> [PROMPT] Repeat every line below exactly as it reads.

> [INFORMATION GIVEN]
++++++++

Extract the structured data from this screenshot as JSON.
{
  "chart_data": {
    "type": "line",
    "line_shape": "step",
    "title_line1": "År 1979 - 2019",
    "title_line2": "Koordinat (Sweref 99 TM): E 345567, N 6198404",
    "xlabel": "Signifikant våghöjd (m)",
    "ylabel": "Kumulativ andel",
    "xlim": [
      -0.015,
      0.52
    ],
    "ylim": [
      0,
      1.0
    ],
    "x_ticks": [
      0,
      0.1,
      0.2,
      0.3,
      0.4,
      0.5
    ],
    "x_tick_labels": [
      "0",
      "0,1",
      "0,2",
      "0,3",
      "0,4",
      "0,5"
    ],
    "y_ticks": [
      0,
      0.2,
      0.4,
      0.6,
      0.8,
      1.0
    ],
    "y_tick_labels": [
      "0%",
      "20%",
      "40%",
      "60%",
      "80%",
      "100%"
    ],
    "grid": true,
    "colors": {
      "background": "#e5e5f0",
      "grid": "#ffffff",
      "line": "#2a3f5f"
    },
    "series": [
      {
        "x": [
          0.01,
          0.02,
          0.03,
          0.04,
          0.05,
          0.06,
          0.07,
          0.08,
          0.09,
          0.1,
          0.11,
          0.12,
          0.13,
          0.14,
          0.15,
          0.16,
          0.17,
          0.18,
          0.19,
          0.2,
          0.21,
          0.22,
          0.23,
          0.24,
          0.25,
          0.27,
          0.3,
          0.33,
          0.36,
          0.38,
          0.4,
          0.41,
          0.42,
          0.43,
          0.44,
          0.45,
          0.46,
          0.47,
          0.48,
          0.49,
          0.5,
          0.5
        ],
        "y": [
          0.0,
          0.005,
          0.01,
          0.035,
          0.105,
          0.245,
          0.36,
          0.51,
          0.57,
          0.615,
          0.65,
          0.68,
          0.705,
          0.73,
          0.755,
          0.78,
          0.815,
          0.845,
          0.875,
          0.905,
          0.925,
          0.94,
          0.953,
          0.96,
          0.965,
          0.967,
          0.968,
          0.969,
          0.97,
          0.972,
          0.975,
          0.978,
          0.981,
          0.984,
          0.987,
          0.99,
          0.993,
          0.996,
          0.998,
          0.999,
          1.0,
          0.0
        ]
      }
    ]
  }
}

++++++++

> [OUTPUT FOR THIS TASK]
Extract the structured data from this screenshot as JSON.
{
  "chart_data": {
    "type": "line",
    "line_shape": "step",
    "title_line1": "År 1979 - 2019",
    "title_line2": "Koordinat (Sweref 99 TM): E 345567, N 6198404",
    "xlabel": "Signifikant våghöjd (m)",
    "ylabel": "Kumulativ andel",
    "xlim": [
      -0.015,
      0.52
    ],
    "ylim": [
      0,
      1.0
    ],
    "x_ticks": [
      0,
      0.1,
      0.2,
      0.3,
      0.4,
      0.5
    ],
    "x_tick_labels": [
      "0",
      "0,1",
      "0,2",
      "0,3",
      "0,4",
      "0,5"
    ],
    "y_ticks": [
      0,
      0.2,
      0.4,
      0.6,
      0.8,
      1.0
    ],
    "y_tick_labels": [
      "0%",
      "20%",
      "40%",
      "60%",
      "80%",
      "100%"
    ],
    "grid": true,
    "colors": {
      "background": "#e5e5f0",
      "grid": "#ffffff",
      "line": "#2a3f5f"
    },
    "series": [
      {
        "x": [
          0.01,
          0.02,
          0.03,
          0.04,
          0.05,
          0.06,
          0.07,
          0.08,
          0.09,
          0.1,
          0.11,
          0.12,
          0.13,
          0.14,
          0.15,
          0.16,
          0.17,
          0.18,
          0.19,
          0.2,
          0.21,
          0.22,
          0.23,
          0.24,
          0.25,
          0.27,
          0.3,
          0.33,
          0.36,
          0.38,
          0.4,
          0.41,
          0.42,
          0.43,
          0.44,
          0.45,
          0.46,
          0.47,
          0.48,
          0.49,
          0.5,
          0.5
        ],
        "y": [
          0.0,
          0.005,
          0.01,
          0.035,
          0.105,
          0.245,
          0.36,
          0.51,
          0.57,
          0.615,
          0.65,
          0.68,
          0.705,
          0.73,
          0.755,
          0.78,
          0.815,
          0.845,
          0.875,
          0.905,
          0.925,
          0.94,
          0.953,
          0.96,
          0.965,
          0.967,
          0.968,
          0.969,
          0.97,
          0.972,
          0.975,
          0.978,
          0.981,
          0.984,
          0.987,
          0.99,
          0.993,
          0.996,
          0.998,
          0.999,
          1.0,
          0.0
        ]
      }
    ]
  }
}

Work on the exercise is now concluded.